◆ **AIM**: Gather from the listing below each line that includes the word "suyos", and copy it.

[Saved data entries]
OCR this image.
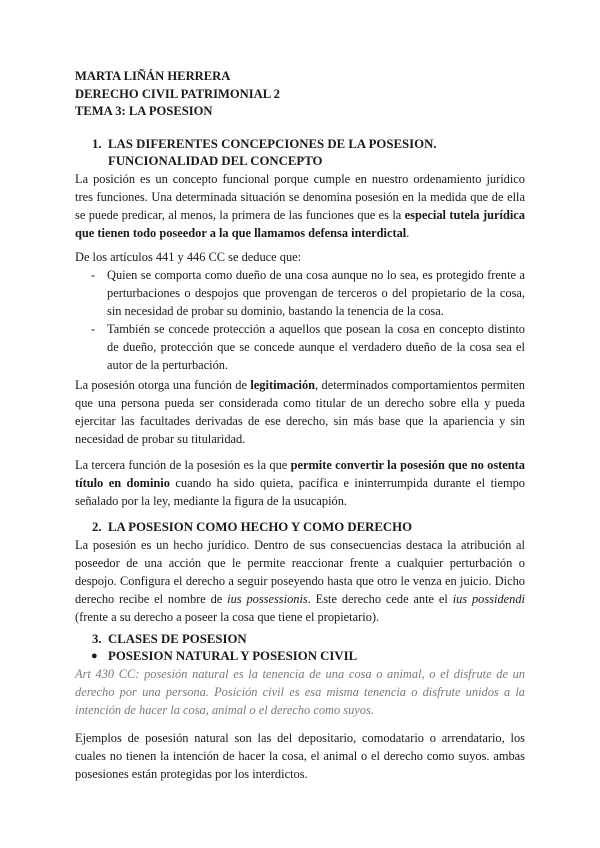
MARTA LIÑÁN HERRERA
DERECHO CIVIL PATRIMONIAL 2
TEMA 3: LA POSESION
1. LAS DIFERENTES CONCEPCIONES DE LA POSESION. FUNCIONALIDAD DEL CONCEPTO

La posición es un concepto funcional porque cumple en nuestro ordenamiento jurídico tres funciones. Una determinada situación se denomina posesión en la medida que de ella se puede predicar, al menos, la primera de las funciones que es la especial tutela jurídica que tienen todo poseedor a la que llamamos defensa interdictal.

De los artículos 441 y 446 CC se deduce que:

- Quien se comporta como dueño de una cosa aunque no lo sea, es protegido frente a perturbaciones o despojos que provengan de terceros o del propietario de la cosa, sin necesidad de probar su dominio, bastando la tenencia de la cosa.
- También se concede protección a aquellos que posean la cosa en concepto distinto de dueño, protección que se concede aunque el verdadero dueño de la cosa sea el autor de la perturbación.

La posesión otorga una función de legitimación, determinados comportamientos permiten que una persona pueda ser considerada como titular de un derecho sobre ella y pueda ejercitar las facultades derivadas de ese derecho, sin más base que la apariencia y sin necesidad de probar su titularidad.

La tercera función de la posesión es la que permite convertir la posesión que no ostenta título en dominio cuando ha sido quieta, pacífica e ininterrumpida durante el tiempo señalado por la ley, mediante la figura de la usucapión.

2. LA POSESION COMO HECHO Y COMO DERECHO

La posesión es un hecho jurídico. Dentro de sus consecuencias destaca la atribución al poseedor de una acción que le permite reaccionar frente a cualquier perturbación o despojo. Configura el derecho a seguir poseyendo hasta que otro le venza en juicio. Dicho derecho recibe el nombre de ius possessionis. Este derecho cede ante el ius possidendi (frente a su derecho a poseer la cosa que tiene el propietario).

3. CLASES DE POSESION
● POSESION NATURAL Y POSESION CIVIL

Art 430 CC: posesión natural es la tenencia de una cosa o animal, o el disfrute de un derecho por una persona. Posición civil es esa misma tenencia o disfrute unidos a la intención de hacer la cosa, animal o el derecho como suyos.

Ejemplos de posesión natural son las del depositario, comodatario o arrendatario, los cuales no tienen la intención de hacer la cosa, el animal o el derecho como suyos. ambas posesiones están protegidas por los interdictos.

◆ **TASK RESPONSE**:
Art 430 CC: posesión natural es la tenencia de una cosa o animal, o el disfrute de un derecho por una persona. Posición civil es esa misma tenencia o disfrute unidos a la intención de hacer la cosa, animal o el derecho como suyos.
Ejemplos de posesión natural son las del depositario, comodatario o arrendatario, los cuales no tienen la intención de hacer la cosa, el animal o el derecho como suyos. ambas posesiones están protegidas por los interdictos.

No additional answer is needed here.